## READING PASSAGE
◇ ◇ ◇

Skip to content

docc-lab/simple-mitigation

Repository files navigation

simple-mitigation

A single Go binary that consumes the per-pod ContentionStream gRPC API (see Mitigation-interface.md), evaluates a CEL policy each tick, and fires one of three mitigation tiers:

Tier Surface Timescale Actuator
isolate cgroup v2 cpu.max on co-located aggressors ~100 ms pkg/actuators/isolate
harvest cgroup v2 cpu.max on co-located best-effort pods ~100 ms pkg/actuators/harvest
vertical pods/resize subresource (cpu requests/limits) ~1 s pkg/actuators/vertical
horizontal apps/v1.Deployment/scale subresource ~10 s+ pkg/actuators/horizontal

The binary runs as a privileged DaemonSet -- one instance per node. Each instance subscribes only to victim pods on its own node (field selector spec.nodeName=$NODE_NAME), so node-local mitigations are race-free without leader election. Horizontal scale is coordinated K8s-natively via an idempotent /scale patch + a mitigation/horizontal-last-scaled-at cooldown annotation on the Deployment.

See plan-v2-centralized.md for the full design.

Architecture

   victim pod (this node)             mitigation-controller (this node, DaemonSet)
   :7900 ──gRPC stream──▶  scoreclient ──▶ features (rolling window per pod)
                                                    ↓
                                            policy (CEL rules)
                                                    ↓
                                ┌──────────┬──────────┬──────────┐
                                ▼          ▼          ▼          ▼
                            isolate     harvest    vertical   horizontal
                            (cpu.max)  (cpu.max)  (resize)   (scale)

The simulation's three simple control laws (horizontal bang-bang, isolating saturated ramp, harvesting AIMD) are ported to pkg/controllers and validated against simulation/simulation.py. They are not yet driving the per-tick loop — see plan.md for the wiring status.

Repo layout

proto/contention.proto                  vendored wire contract (3 spatial-horizon fields added)
gen/go/contentionpb/                    generated (gitignored) -- run `make proto`
pkg/targets/                            multi-victim config loader
pkg/scoreclient/                        gRPC subscriber w/ reconnect + multi-pod fan-in
pkg/podwatch/                           client-go informer (+ NewLocalNodeWatcher for the DaemonSet)
pkg/features/                           rolling window + spatial/temporal feature computation
pkg/policy/                             CEL env, YAML rule loader, fsnotify hot-reload, engine
pkg/cgroup/                             cgroup v2 path resolution + cpu.max read/write
pkg/actuators/                          shared interface + annotation key constants
pkg/actuators/isolate/                  throttles aggressor pods' cpu.max (fraction or absolute cap)
pkg/actuators/harvest/                  raises best-effort pods' cpu.max to lend victim idle cores
pkg/actuators/vertical/                 patches pods/resize for the victim pod
pkg/actuators/horizontal/               patches deployments/scale for the victim Deployment
pkg/controllers/                        the 3 simple control laws ported from simulation.py (cap / n / h)
pkg/aggregator/                         pluggable Max / Mean / P90 (callable from rules)

◇ ◇ ◇

## PROBLEM A
The mitigation README names simple control laws ported from the simulation. List them.

## MATERIAL PROVIDED

◇ ◇ ◇

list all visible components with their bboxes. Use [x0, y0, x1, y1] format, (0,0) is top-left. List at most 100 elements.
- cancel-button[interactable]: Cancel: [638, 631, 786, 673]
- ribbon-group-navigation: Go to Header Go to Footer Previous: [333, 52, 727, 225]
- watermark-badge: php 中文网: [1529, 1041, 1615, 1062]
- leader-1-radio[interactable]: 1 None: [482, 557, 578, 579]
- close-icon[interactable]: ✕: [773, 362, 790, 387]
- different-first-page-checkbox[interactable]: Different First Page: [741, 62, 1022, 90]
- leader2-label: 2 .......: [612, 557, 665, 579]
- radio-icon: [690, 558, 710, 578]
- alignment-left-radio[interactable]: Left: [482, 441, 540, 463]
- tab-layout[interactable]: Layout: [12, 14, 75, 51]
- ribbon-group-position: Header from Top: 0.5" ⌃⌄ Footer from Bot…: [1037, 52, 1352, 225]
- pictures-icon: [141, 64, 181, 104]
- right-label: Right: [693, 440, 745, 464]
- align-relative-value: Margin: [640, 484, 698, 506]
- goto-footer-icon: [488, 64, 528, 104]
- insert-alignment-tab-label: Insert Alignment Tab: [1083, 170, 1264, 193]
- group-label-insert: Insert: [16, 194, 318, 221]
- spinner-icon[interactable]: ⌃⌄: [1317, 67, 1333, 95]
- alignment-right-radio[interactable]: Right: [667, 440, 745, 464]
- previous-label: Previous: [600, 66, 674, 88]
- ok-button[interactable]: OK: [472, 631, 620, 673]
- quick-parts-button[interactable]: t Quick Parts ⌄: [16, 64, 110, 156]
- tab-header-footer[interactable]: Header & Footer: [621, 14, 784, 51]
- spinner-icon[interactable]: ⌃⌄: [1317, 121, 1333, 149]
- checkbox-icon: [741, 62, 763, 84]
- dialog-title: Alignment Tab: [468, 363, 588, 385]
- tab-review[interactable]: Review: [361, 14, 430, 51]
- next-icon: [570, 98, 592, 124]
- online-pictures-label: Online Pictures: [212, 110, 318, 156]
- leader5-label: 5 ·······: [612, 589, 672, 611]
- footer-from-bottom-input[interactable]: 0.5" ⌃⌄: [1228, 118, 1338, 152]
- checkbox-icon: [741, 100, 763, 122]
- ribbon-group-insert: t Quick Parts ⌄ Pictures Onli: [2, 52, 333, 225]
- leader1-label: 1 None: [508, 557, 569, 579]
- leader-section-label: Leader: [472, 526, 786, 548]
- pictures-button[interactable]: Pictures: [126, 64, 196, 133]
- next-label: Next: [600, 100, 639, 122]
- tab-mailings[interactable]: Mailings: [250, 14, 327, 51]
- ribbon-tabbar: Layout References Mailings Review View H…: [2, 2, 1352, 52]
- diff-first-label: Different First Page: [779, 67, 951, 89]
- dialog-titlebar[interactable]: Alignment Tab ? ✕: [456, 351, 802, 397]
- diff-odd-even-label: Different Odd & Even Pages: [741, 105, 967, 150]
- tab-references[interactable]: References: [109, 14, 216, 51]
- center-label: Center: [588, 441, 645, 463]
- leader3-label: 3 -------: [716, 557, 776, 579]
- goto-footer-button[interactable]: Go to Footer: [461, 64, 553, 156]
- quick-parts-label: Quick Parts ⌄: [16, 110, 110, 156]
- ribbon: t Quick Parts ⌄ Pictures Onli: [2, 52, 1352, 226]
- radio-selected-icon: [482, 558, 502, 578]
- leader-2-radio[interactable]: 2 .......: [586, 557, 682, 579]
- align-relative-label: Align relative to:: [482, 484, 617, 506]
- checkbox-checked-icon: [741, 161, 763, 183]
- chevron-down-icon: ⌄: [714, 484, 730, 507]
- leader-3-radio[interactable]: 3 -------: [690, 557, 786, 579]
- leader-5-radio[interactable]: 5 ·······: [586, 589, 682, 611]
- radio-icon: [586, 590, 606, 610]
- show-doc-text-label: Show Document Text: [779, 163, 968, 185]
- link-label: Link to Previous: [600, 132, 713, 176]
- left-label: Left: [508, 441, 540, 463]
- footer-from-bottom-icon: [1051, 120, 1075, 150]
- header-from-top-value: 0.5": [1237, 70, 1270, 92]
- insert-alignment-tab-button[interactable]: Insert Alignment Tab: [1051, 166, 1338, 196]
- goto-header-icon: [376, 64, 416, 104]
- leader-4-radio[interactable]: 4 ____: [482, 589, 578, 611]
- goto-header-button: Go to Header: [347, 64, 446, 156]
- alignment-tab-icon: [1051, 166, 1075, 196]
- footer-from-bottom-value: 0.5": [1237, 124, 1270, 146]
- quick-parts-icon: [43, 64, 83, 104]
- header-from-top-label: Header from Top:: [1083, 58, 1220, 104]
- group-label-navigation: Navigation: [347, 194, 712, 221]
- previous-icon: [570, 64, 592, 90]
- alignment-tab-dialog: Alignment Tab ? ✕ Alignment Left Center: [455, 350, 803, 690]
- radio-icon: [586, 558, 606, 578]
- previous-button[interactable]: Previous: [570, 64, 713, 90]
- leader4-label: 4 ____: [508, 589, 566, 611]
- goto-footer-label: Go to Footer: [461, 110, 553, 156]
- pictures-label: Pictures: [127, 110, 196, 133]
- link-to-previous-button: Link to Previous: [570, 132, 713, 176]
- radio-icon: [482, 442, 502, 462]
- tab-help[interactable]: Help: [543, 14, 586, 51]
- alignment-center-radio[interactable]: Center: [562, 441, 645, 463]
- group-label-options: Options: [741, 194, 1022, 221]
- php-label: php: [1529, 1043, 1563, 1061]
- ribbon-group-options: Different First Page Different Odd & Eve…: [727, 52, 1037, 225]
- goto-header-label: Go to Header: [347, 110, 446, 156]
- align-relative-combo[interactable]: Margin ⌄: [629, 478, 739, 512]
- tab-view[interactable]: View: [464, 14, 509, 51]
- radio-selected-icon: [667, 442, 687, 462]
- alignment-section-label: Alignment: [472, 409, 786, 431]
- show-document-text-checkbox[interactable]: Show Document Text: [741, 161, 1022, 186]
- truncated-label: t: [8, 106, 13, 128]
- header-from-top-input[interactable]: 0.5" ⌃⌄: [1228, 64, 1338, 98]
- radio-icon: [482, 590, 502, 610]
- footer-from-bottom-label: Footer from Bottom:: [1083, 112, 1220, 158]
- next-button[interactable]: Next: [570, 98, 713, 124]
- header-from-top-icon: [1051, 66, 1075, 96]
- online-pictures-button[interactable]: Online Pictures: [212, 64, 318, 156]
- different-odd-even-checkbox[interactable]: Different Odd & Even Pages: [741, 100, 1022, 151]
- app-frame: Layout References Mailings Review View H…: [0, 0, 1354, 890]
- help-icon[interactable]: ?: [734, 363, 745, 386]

◇ ◇ ◇

## PROBLEM B
Echo the records line for line, starting with their first line and going on through the line that contains "- leader2-label: 2".

## RESULT A
- horizontal bang-bang
- isolating saturated ramp
- harvesting AIMD

## RESULT B
list all visible components with their bboxes. Use [x0, y0, x1, y1] format, (0,0) is top-left. List at most 100 elements.
- cancel-button[interactable]: Cancel: [638, 631, 786, 673]
- ribbon-group-navigation: Go to Header Go to Footer Previous: [333, 52, 727, 225]
- watermark-badge: php 中文网: [1529, 1041, 1615, 1062]
- leader-1-radio[interactable]: 1 None: [482, 557, 578, 579]
- close-icon[interactable]: ✕: [773, 362, 790, 387]
- different-first-page-checkbox[interactable]: Different First Page: [741, 62, 1022, 90]
- leader2-label: 2 .......: [612, 557, 665, 579]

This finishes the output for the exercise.